* begin Task inputs *

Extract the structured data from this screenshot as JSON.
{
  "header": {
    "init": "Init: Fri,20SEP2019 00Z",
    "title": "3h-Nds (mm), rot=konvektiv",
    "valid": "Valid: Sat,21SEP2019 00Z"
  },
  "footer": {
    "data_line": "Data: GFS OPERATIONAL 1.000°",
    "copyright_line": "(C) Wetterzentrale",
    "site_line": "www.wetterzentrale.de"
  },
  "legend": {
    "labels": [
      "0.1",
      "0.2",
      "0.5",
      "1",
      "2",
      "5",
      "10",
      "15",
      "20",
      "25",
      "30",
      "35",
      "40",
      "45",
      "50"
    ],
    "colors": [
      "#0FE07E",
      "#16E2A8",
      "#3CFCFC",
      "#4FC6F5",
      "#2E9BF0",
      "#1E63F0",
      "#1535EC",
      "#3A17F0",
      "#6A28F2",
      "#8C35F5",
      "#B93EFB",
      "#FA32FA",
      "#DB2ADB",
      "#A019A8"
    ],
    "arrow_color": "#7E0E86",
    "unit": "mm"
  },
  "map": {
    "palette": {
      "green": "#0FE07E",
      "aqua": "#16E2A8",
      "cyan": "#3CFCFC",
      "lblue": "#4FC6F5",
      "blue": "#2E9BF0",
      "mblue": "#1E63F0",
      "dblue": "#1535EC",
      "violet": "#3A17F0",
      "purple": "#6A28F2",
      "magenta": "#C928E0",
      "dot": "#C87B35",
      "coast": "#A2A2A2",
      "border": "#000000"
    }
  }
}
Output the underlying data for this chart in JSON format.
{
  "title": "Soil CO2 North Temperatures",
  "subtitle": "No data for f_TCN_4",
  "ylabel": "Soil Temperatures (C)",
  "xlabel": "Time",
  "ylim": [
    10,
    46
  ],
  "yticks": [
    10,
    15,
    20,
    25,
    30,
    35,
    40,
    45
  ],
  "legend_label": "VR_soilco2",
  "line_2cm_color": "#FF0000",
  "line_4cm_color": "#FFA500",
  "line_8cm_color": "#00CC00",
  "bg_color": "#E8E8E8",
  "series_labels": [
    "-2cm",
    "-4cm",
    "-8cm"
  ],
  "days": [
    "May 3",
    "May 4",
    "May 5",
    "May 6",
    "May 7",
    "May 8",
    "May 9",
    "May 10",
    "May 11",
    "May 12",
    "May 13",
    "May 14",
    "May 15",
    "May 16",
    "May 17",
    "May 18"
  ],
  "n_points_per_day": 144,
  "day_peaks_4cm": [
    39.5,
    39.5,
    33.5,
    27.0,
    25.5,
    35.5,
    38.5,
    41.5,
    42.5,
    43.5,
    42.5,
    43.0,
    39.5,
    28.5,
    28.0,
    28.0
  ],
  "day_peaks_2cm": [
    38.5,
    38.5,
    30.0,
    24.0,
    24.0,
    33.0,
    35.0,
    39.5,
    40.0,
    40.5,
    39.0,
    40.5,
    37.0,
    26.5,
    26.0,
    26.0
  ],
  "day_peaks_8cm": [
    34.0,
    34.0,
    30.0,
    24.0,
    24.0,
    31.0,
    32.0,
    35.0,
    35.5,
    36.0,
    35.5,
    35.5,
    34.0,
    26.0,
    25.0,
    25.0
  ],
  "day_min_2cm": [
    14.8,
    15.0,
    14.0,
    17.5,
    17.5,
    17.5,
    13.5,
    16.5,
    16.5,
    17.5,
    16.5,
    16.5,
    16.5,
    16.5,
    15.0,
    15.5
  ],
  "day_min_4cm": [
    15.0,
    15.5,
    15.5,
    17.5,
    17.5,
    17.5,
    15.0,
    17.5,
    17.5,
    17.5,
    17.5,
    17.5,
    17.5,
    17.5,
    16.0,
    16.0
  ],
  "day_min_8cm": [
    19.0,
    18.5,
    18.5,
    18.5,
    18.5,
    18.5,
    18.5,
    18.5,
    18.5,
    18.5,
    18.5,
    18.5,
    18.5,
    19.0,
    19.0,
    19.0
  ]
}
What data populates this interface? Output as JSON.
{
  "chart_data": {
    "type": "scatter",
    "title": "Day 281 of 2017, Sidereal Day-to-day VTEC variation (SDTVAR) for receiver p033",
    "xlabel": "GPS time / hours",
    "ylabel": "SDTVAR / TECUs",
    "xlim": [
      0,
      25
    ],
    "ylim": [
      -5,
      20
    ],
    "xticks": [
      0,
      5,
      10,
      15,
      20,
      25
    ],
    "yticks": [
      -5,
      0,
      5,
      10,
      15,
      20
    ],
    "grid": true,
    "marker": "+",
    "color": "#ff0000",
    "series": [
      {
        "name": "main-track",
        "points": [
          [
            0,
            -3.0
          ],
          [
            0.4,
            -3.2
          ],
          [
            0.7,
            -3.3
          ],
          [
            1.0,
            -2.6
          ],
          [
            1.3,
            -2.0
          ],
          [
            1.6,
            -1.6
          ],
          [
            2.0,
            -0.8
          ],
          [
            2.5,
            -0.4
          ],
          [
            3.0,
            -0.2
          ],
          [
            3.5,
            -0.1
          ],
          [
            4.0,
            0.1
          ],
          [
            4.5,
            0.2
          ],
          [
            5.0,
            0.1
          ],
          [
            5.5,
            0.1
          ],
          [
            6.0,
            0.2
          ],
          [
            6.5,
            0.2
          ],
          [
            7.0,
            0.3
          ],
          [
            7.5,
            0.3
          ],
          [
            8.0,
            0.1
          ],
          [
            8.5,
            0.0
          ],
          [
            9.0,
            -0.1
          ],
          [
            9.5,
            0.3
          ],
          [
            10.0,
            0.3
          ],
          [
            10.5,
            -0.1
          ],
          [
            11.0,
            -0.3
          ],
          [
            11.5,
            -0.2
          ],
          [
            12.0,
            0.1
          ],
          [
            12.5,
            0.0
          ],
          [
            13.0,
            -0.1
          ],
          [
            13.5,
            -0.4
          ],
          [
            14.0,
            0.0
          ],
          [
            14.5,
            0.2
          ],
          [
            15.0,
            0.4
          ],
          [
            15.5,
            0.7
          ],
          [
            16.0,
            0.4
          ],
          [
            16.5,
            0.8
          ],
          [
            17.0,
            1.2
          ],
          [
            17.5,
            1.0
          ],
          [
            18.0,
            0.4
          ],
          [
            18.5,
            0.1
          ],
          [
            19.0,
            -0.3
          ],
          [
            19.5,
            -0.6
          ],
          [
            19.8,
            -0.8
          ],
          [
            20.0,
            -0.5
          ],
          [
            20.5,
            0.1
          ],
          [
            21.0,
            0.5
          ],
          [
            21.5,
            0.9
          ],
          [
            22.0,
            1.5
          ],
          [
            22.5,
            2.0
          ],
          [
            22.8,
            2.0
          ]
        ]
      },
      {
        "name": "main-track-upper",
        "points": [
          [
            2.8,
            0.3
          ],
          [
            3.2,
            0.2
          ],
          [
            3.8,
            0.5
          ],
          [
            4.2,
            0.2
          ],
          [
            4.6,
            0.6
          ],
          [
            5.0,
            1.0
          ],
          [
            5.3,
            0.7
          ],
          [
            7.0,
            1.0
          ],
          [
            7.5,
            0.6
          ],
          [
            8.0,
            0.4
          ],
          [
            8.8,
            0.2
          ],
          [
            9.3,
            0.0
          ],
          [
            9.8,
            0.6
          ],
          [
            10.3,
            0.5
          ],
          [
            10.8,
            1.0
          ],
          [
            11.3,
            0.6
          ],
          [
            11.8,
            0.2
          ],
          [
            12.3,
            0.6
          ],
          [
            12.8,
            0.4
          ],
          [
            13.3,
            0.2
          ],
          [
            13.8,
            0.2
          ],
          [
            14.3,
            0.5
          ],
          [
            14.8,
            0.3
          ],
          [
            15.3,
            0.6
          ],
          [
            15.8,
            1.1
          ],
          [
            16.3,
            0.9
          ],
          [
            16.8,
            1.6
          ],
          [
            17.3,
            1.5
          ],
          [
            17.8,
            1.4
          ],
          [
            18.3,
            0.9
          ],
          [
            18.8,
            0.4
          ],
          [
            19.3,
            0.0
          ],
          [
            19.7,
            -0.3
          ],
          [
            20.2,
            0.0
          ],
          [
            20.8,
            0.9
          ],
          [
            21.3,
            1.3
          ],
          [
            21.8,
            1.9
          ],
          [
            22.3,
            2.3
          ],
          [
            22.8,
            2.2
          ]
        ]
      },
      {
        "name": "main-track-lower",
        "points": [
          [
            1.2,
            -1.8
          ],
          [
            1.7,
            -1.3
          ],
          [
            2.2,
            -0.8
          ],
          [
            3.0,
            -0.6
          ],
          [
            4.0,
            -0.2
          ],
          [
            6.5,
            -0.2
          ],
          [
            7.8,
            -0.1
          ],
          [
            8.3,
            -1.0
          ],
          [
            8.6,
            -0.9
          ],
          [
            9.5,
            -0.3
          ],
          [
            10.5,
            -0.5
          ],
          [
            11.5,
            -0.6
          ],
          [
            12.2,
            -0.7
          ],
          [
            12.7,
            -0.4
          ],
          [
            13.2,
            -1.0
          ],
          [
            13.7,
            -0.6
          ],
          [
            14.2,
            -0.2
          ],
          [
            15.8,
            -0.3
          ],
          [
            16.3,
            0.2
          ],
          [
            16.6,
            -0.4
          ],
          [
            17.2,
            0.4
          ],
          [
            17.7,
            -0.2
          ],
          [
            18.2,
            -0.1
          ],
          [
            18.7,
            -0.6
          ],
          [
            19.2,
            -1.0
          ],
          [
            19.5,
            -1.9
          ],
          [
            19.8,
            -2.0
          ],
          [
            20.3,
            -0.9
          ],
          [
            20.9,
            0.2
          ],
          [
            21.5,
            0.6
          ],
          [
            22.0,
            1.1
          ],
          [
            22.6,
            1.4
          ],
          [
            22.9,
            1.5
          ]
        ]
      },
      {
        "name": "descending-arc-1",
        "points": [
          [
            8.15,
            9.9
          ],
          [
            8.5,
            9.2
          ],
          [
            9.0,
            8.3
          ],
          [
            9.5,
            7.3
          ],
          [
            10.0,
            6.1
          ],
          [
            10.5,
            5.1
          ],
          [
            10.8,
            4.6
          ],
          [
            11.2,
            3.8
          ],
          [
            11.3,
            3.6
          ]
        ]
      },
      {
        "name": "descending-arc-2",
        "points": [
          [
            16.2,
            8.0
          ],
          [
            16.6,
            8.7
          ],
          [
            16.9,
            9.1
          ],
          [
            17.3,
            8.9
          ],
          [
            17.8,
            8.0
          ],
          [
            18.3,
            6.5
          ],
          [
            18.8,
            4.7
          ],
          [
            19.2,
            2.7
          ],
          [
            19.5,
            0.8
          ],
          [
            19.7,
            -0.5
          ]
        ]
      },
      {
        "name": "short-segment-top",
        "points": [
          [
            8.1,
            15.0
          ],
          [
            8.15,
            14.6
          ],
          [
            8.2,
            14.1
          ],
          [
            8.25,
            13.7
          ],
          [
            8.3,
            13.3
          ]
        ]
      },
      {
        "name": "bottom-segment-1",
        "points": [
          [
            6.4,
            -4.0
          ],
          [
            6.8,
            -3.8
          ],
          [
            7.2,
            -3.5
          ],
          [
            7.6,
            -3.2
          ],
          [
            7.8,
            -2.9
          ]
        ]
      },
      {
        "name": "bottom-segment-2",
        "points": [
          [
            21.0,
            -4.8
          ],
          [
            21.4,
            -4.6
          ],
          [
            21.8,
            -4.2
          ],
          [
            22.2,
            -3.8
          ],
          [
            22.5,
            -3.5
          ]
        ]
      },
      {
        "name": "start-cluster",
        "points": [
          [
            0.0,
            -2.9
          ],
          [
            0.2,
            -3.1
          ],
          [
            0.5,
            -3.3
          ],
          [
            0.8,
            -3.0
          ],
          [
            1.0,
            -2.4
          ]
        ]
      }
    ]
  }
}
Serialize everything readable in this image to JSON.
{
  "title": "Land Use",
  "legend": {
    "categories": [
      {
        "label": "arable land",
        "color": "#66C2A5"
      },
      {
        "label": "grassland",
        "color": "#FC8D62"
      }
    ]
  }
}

* end Task inputs *

• Given request
Quote only the lines from the one containing "Serialize everything readable" through the final line of the records, with both ends included.

• The response
Serialize everything readable in this image to JSON.
{
  "title": "Land Use",
  "legend": {
    "categories": [
      {
        "label": "arable land",
        "color": "#66C2A5"
      },
      {
        "label": "grassland",
        "color": "#FC8D62"
      }
    ]
  }
}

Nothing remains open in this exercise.